§ Provided information
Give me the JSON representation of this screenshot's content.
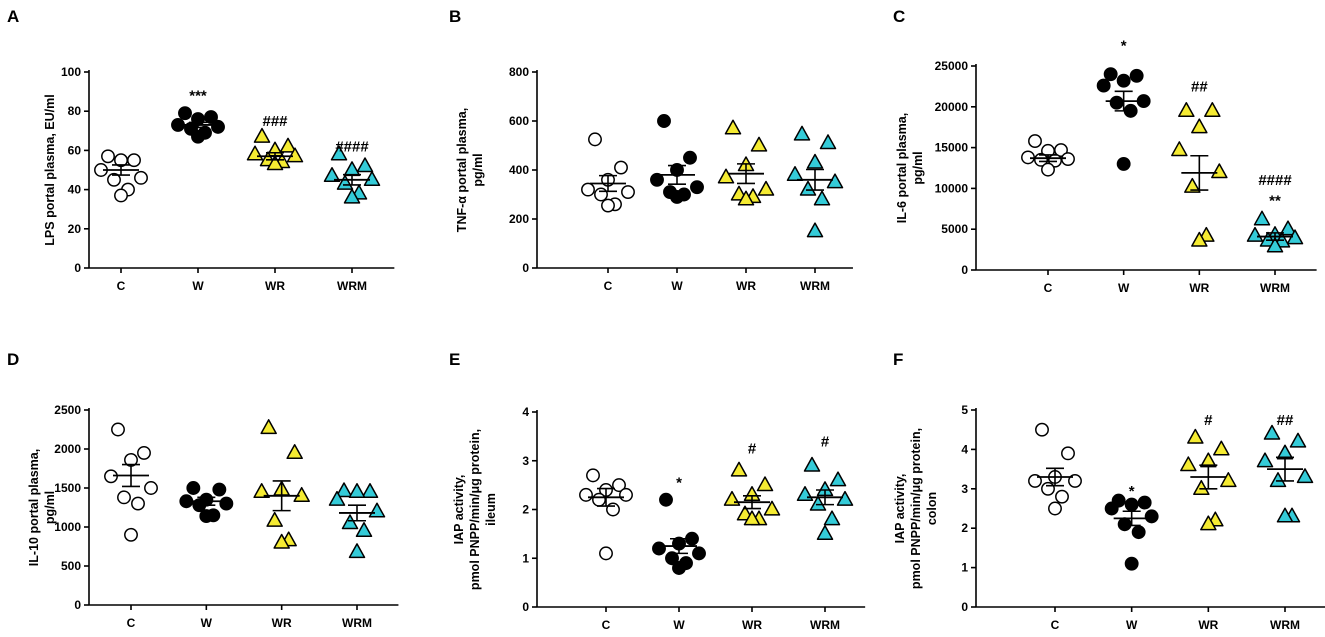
{
  "colors": {
    "C": "#ffffff",
    "W": "#000000",
    "WR": "#f5eb32",
    "WRM": "#34cbd8",
    "stroke": "#000000"
  },
  "chart_data": [
    {
      "panel": "A",
      "type": "scatter",
      "ylabel_lines": [
        "LPS portal plasma, EU/ml"
      ],
      "ylim": [
        0,
        100
      ],
      "yticks": [
        "0",
        "20",
        "40",
        "60",
        "80",
        "100"
      ],
      "categories": [
        "C",
        "W",
        "WR",
        "WRM"
      ],
      "series": [
        {
          "name": "C",
          "marker": "circle",
          "values": [
            57,
            55,
            55,
            50,
            46,
            45,
            40,
            37
          ],
          "mean": 50,
          "sem": 2.6
        },
        {
          "name": "W",
          "marker": "circle",
          "values": [
            79,
            77,
            76,
            73,
            72,
            71,
            69,
            67
          ],
          "mean": 73,
          "sem": 1.3
        },
        {
          "name": "WR",
          "marker": "triangle",
          "values": [
            67,
            62,
            60,
            58,
            57,
            55,
            54,
            53
          ],
          "mean": 57,
          "sem": 1.8
        },
        {
          "name": "WRM",
          "marker": "triangle",
          "values": [
            58,
            52,
            50,
            47,
            45,
            43,
            38,
            36
          ],
          "mean": 45,
          "sem": 2.6
        }
      ],
      "annotations": [
        {
          "category": "W",
          "text": "***",
          "y": 88
        },
        {
          "category": "WR",
          "text": "###",
          "y": 75
        },
        {
          "category": "WRM",
          "text": "####",
          "y": 62
        }
      ]
    },
    {
      "panel": "B",
      "type": "scatter",
      "ylabel_lines": [
        "TNF-α portal plasma,",
        "pg/ml"
      ],
      "ylim": [
        0,
        800
      ],
      "yticks": [
        "0",
        "200",
        "400",
        "600",
        "800"
      ],
      "categories": [
        "C",
        "W",
        "WR",
        "WRM"
      ],
      "series": [
        {
          "name": "C",
          "marker": "circle",
          "values": [
            525,
            410,
            360,
            320,
            310,
            300,
            260,
            255
          ],
          "mean": 345,
          "sem": 32
        },
        {
          "name": "W",
          "marker": "circle",
          "values": [
            600,
            450,
            400,
            360,
            330,
            310,
            300,
            290
          ],
          "mean": 380,
          "sem": 38
        },
        {
          "name": "WR",
          "marker": "triangle",
          "values": [
            570,
            500,
            420,
            370,
            320,
            300,
            290,
            280
          ],
          "mean": 385,
          "sem": 40
        },
        {
          "name": "WRM",
          "marker": "triangle",
          "values": [
            545,
            510,
            430,
            380,
            350,
            320,
            280,
            150
          ],
          "mean": 360,
          "sem": 42
        }
      ],
      "annotations": []
    },
    {
      "panel": "C",
      "type": "scatter",
      "ylabel_lines": [
        "IL-6 portal plasma,",
        "pg/ml"
      ],
      "ylim": [
        0,
        25000
      ],
      "yticks": [
        "0",
        "5000",
        "10000",
        "15000",
        "20000",
        "25000"
      ],
      "categories": [
        "C",
        "W",
        "WR",
        "WRM"
      ],
      "series": [
        {
          "name": "C",
          "marker": "circle",
          "values": [
            15800,
            14700,
            14600,
            13800,
            13600,
            13500,
            13400,
            12300
          ],
          "mean": 13700,
          "sem": 400
        },
        {
          "name": "W",
          "marker": "circle",
          "values": [
            24000,
            23800,
            23200,
            22600,
            20700,
            20500,
            19500,
            13000
          ],
          "mean": 20700,
          "sem": 1200
        },
        {
          "name": "WR",
          "marker": "triangle",
          "values": [
            19500,
            19500,
            17500,
            14700,
            12000,
            10200,
            4200,
            3600
          ],
          "mean": 11900,
          "sem": 2100
        },
        {
          "name": "WRM",
          "marker": "triangle",
          "values": [
            6200,
            5000,
            4300,
            4200,
            3900,
            3600,
            3500,
            2900
          ],
          "mean": 4100,
          "sem": 450
        }
      ],
      "annotations": [
        {
          "category": "W",
          "text": "*",
          "y": 27500
        },
        {
          "category": "WR",
          "text": "##",
          "y": 22500
        },
        {
          "category": "WRM",
          "text": "####",
          "y": 11000
        },
        {
          "category": "WRM",
          "text": "**",
          "y": 8500
        }
      ]
    },
    {
      "panel": "D",
      "type": "scatter",
      "ylabel_lines": [
        "IL-10 portal plasma,",
        "pg/ml"
      ],
      "ylim": [
        0,
        2500
      ],
      "yticks": [
        "0",
        "500",
        "1000",
        "1500",
        "2000",
        "2500"
      ],
      "categories": [
        "C",
        "W",
        "WR",
        "WRM"
      ],
      "series": [
        {
          "name": "C",
          "marker": "circle",
          "values": [
            2250,
            1950,
            1860,
            1650,
            1500,
            1380,
            1300,
            900
          ],
          "mean": 1660,
          "sem": 140
        },
        {
          "name": "W",
          "marker": "circle",
          "values": [
            1500,
            1480,
            1350,
            1330,
            1300,
            1280,
            1150,
            1140
          ],
          "mean": 1330,
          "sem": 50
        },
        {
          "name": "WR",
          "marker": "triangle",
          "values": [
            2270,
            1950,
            1480,
            1450,
            1400,
            1080,
            830,
            800
          ],
          "mean": 1400,
          "sem": 190
        },
        {
          "name": "WRM",
          "marker": "triangle",
          "values": [
            1460,
            1450,
            1450,
            1350,
            1200,
            1050,
            950,
            680
          ],
          "mean": 1180,
          "sem": 100
        }
      ],
      "annotations": []
    },
    {
      "panel": "E",
      "type": "scatter",
      "ylabel_lines": [
        "IAP activity,",
        "pmol PNPP/min/μg protein,",
        "ileum"
      ],
      "ylim": [
        0,
        4
      ],
      "yticks": [
        "0",
        "1",
        "2",
        "3",
        "4"
      ],
      "categories": [
        "C",
        "W",
        "WR",
        "WRM"
      ],
      "series": [
        {
          "name": "C",
          "marker": "circle",
          "values": [
            2.7,
            2.5,
            2.4,
            2.3,
            2.3,
            2.2,
            2.0,
            1.1
          ],
          "mean": 2.25,
          "sem": 0.18
        },
        {
          "name": "W",
          "marker": "circle",
          "values": [
            2.2,
            1.4,
            1.3,
            1.2,
            1.1,
            1.0,
            0.9,
            0.8
          ],
          "mean": 1.25,
          "sem": 0.15
        },
        {
          "name": "WR",
          "marker": "triangle",
          "values": [
            2.8,
            2.5,
            2.3,
            2.2,
            2.0,
            1.9,
            1.8,
            1.8
          ],
          "mean": 2.15,
          "sem": 0.13
        },
        {
          "name": "WRM",
          "marker": "triangle",
          "values": [
            2.9,
            2.6,
            2.4,
            2.3,
            2.2,
            2.1,
            1.8,
            1.5
          ],
          "mean": 2.25,
          "sem": 0.15
        }
      ],
      "annotations": [
        {
          "category": "W",
          "text": "*",
          "y": 2.55
        },
        {
          "category": "WR",
          "text": "#",
          "y": 3.25
        },
        {
          "category": "WRM",
          "text": "#",
          "y": 3.4
        }
      ]
    },
    {
      "panel": "F",
      "type": "scatter",
      "ylabel_lines": [
        "IAP activity,",
        "pmol PNPP/min/μg protein,",
        "colon"
      ],
      "ylim": [
        0,
        5
      ],
      "yticks": [
        "0",
        "1",
        "2",
        "3",
        "4",
        "5"
      ],
      "categories": [
        "C",
        "W",
        "WR",
        "WRM"
      ],
      "series": [
        {
          "name": "C",
          "marker": "circle",
          "values": [
            4.5,
            3.9,
            3.3,
            3.2,
            3.2,
            3.0,
            2.8,
            2.5
          ],
          "mean": 3.3,
          "sem": 0.22
        },
        {
          "name": "W",
          "marker": "circle",
          "values": [
            2.7,
            2.65,
            2.6,
            2.5,
            2.3,
            2.1,
            1.9,
            1.1
          ],
          "mean": 2.25,
          "sem": 0.18
        },
        {
          "name": "WR",
          "marker": "triangle",
          "values": [
            4.3,
            4.0,
            3.7,
            3.6,
            3.2,
            3.0,
            2.2,
            2.1
          ],
          "mean": 3.3,
          "sem": 0.3
        },
        {
          "name": "WRM",
          "marker": "triangle",
          "values": [
            4.4,
            4.2,
            3.9,
            3.7,
            3.3,
            3.2,
            2.3,
            2.3
          ],
          "mean": 3.5,
          "sem": 0.3
        }
      ],
      "annotations": [
        {
          "category": "W",
          "text": "*",
          "y": 2.95
        },
        {
          "category": "WR",
          "text": "#",
          "y": 4.75
        },
        {
          "category": "WRM",
          "text": "##",
          "y": 4.75
        }
      ]
    }
  ]
}
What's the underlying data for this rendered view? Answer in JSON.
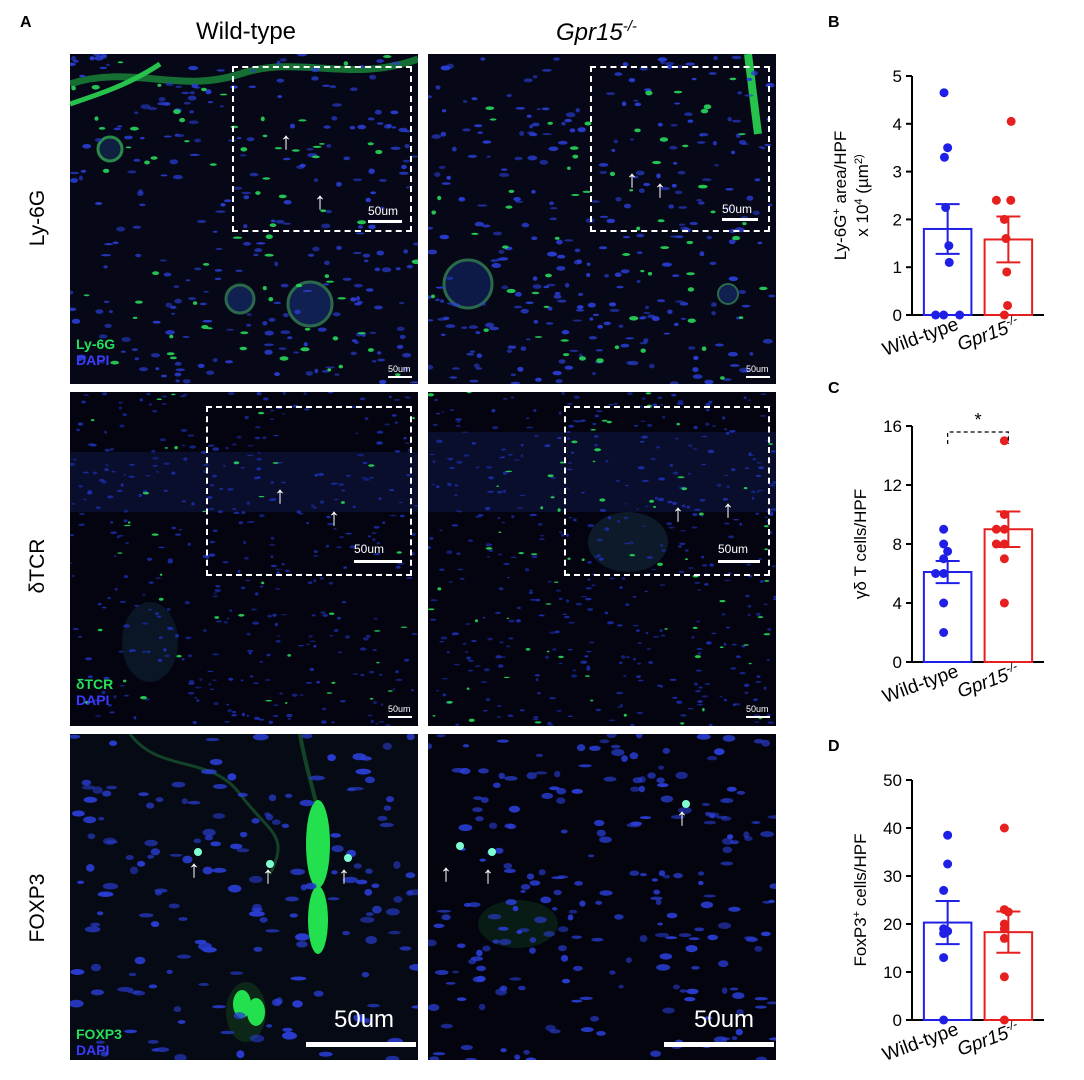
{
  "figure": {
    "panel_labels": {
      "a": "A",
      "b": "B",
      "c": "C",
      "d": "D"
    },
    "column_titles": {
      "wt": "Wild-type",
      "ko_base": "Gpr15",
      "ko_sup": "-/-"
    },
    "row_labels": {
      "ly6g": "Ly-6G",
      "tcr": "δTCR",
      "foxp3": "FOXP3"
    },
    "channels": {
      "ly6g": {
        "marker": "Ly-6G",
        "dapi": "DAPI"
      },
      "tcr": {
        "marker": "δTCR",
        "dapi": "DAPI"
      },
      "foxp3": {
        "marker": "FOXP3",
        "dapi": "DAPI"
      }
    },
    "scalebars": {
      "text": "50um"
    }
  },
  "colors": {
    "wild_type": "#1f1fe6",
    "knockout": "#e61f1f",
    "marker_green": "#25e05a",
    "dapi_blue": "#3b3bff"
  },
  "chart_data": [
    {
      "panel": "B",
      "type": "scatter",
      "ylabel_parts": [
        "Ly-6G",
        "+",
        " area/HPF",
        "x 10",
        "4",
        " (µm",
        "2",
        ")"
      ],
      "ylim": [
        0,
        5
      ],
      "yticks": [
        0,
        1,
        2,
        3,
        4,
        5
      ],
      "categories": [
        "Wild-type",
        "Gpr15-/-"
      ],
      "series": [
        {
          "name": "Wild-type",
          "mean": 1.8,
          "sem": 0.52,
          "points": [
            4.65,
            3.5,
            3.3,
            2.25,
            1.45,
            1.1,
            0,
            0,
            0
          ]
        },
        {
          "name": "Gpr15-/-",
          "mean": 1.58,
          "sem": 0.48,
          "points": [
            4.05,
            2.4,
            2.4,
            2.0,
            1.6,
            0.9,
            0.2,
            0
          ]
        }
      ]
    },
    {
      "panel": "C",
      "type": "scatter",
      "ylabel": "γδ T cells/HPF",
      "ylim": [
        0,
        16
      ],
      "yticks": [
        0,
        4,
        8,
        12,
        16
      ],
      "categories": [
        "Wild-type",
        "Gpr15-/-"
      ],
      "significance": "*",
      "series": [
        {
          "name": "Wild-type",
          "mean": 6.1,
          "sem": 0.75,
          "points": [
            9,
            8,
            7.5,
            7,
            6,
            6,
            4,
            2
          ]
        },
        {
          "name": "Gpr15-/-",
          "mean": 9.0,
          "sem": 1.2,
          "points": [
            15,
            10,
            9,
            9,
            8,
            8,
            7,
            4
          ]
        }
      ]
    },
    {
      "panel": "D",
      "type": "scatter",
      "ylabel_parts": [
        "FoxP3",
        "+",
        " cells/HPF"
      ],
      "ylim": [
        0,
        50
      ],
      "yticks": [
        0,
        10,
        20,
        30,
        40,
        50
      ],
      "categories": [
        "Wild-type",
        "Gpr15-/-"
      ],
      "series": [
        {
          "name": "Wild-type",
          "mean": 20.3,
          "sem": 4.5,
          "points": [
            38.5,
            32.5,
            27,
            19,
            18.5,
            18,
            13,
            0
          ]
        },
        {
          "name": "Gpr15-/-",
          "mean": 18.3,
          "sem": 4.3,
          "points": [
            40,
            23,
            22.5,
            20,
            19,
            17,
            9,
            0
          ]
        }
      ]
    }
  ]
}
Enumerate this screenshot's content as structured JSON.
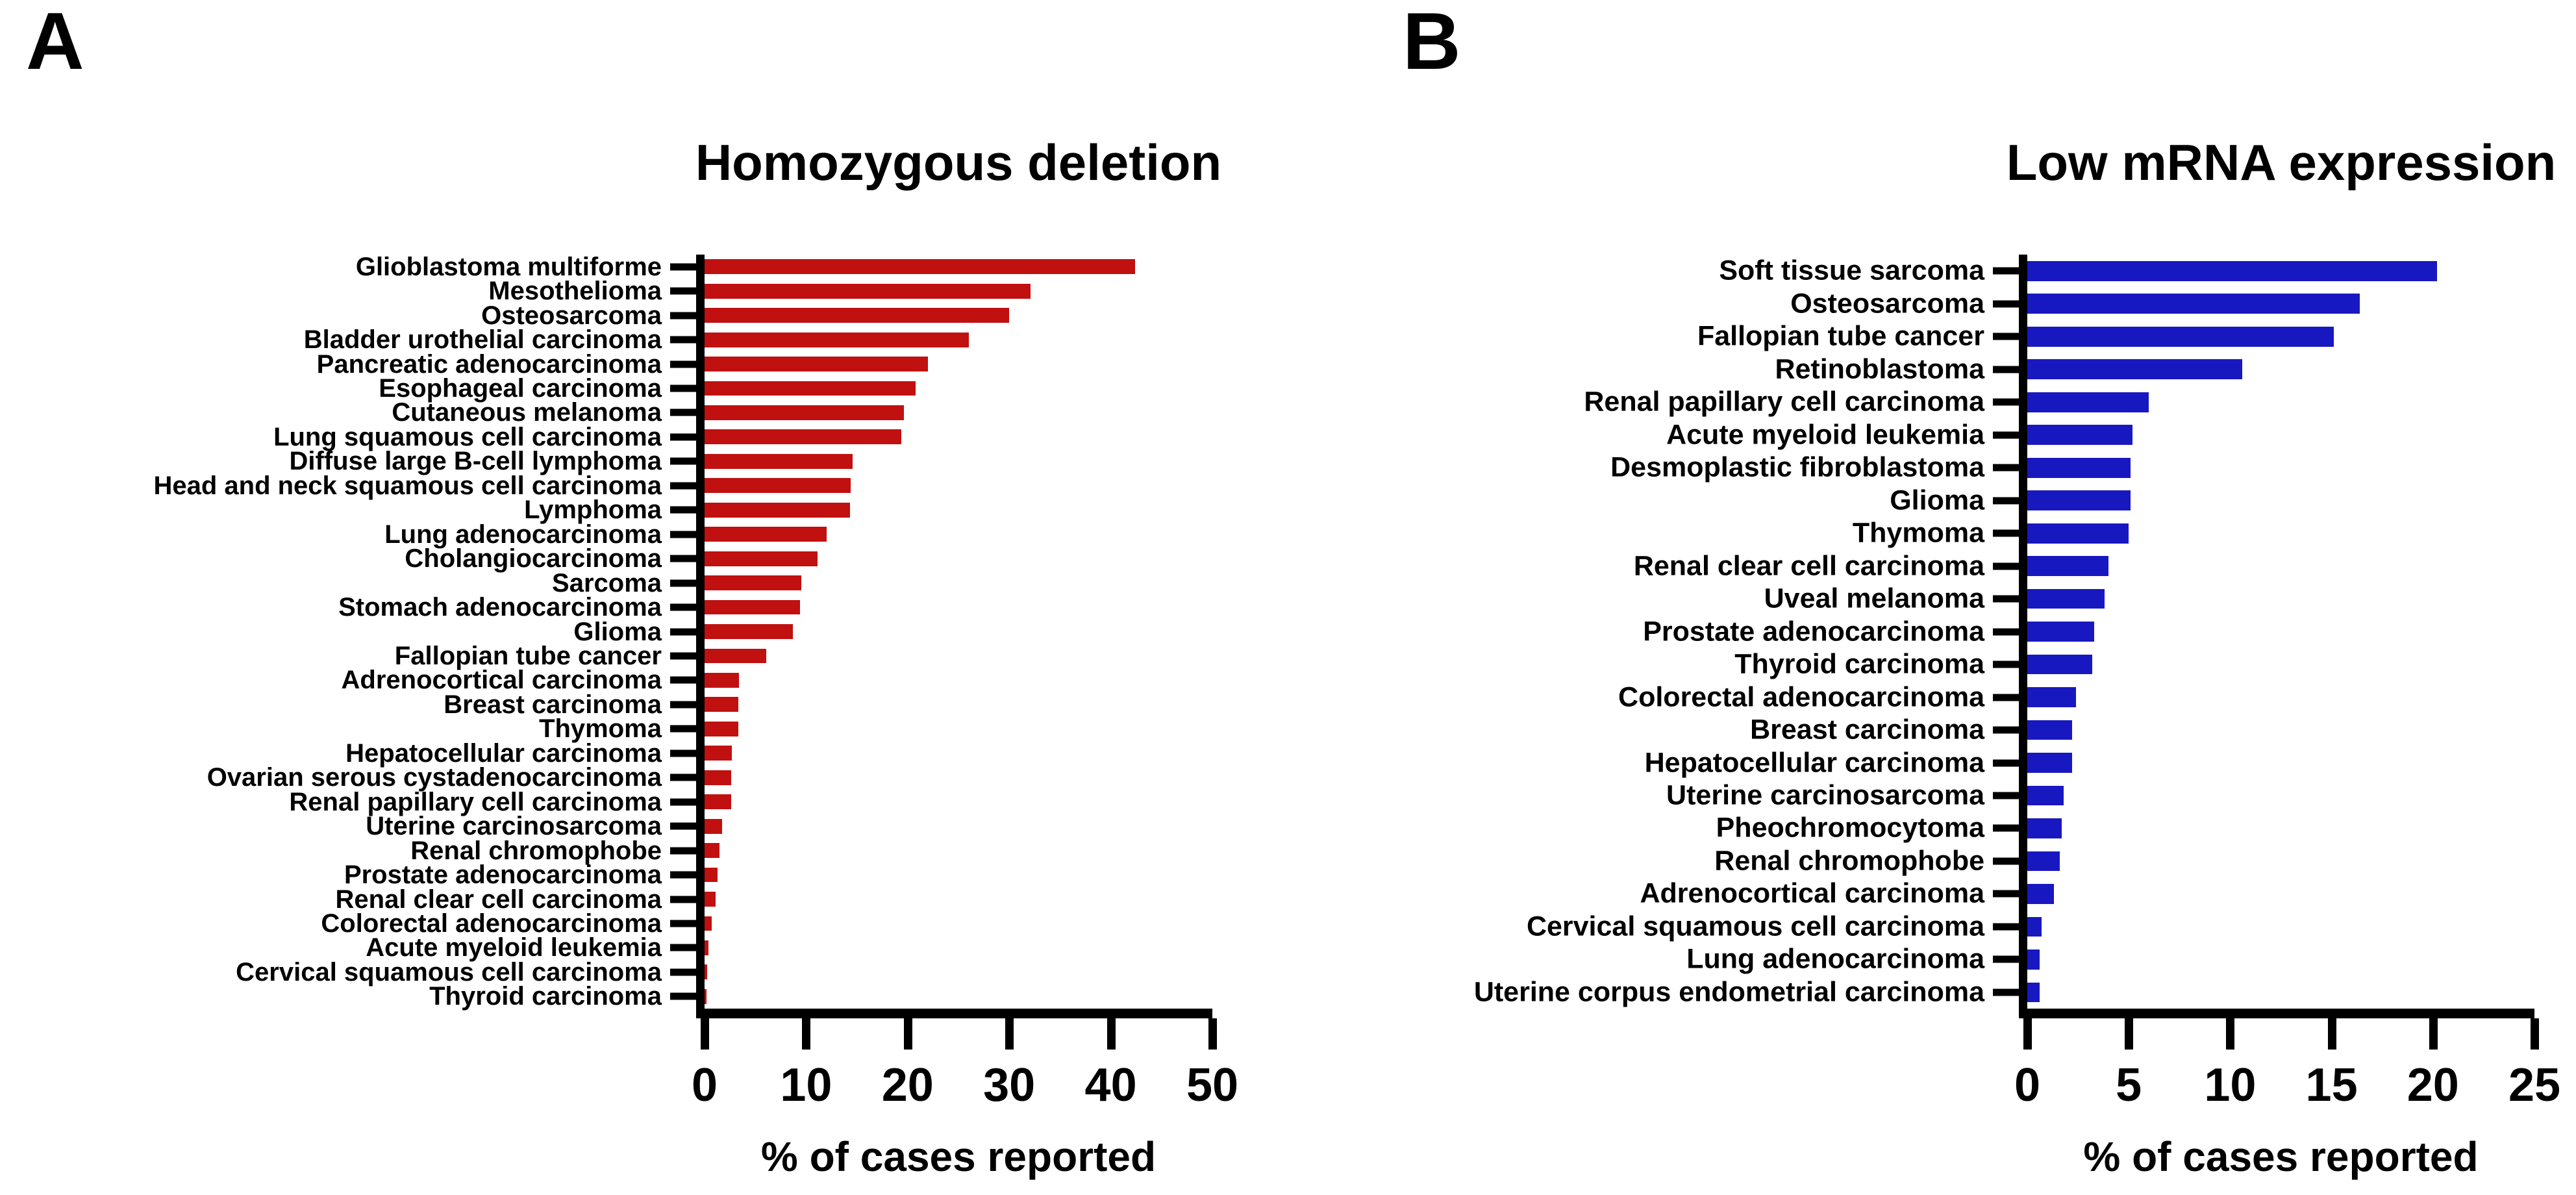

§ Task to carry out
Exactly one number is wanted in reply: the count of lines above that hold the string "this".

§ Response to the exercise
3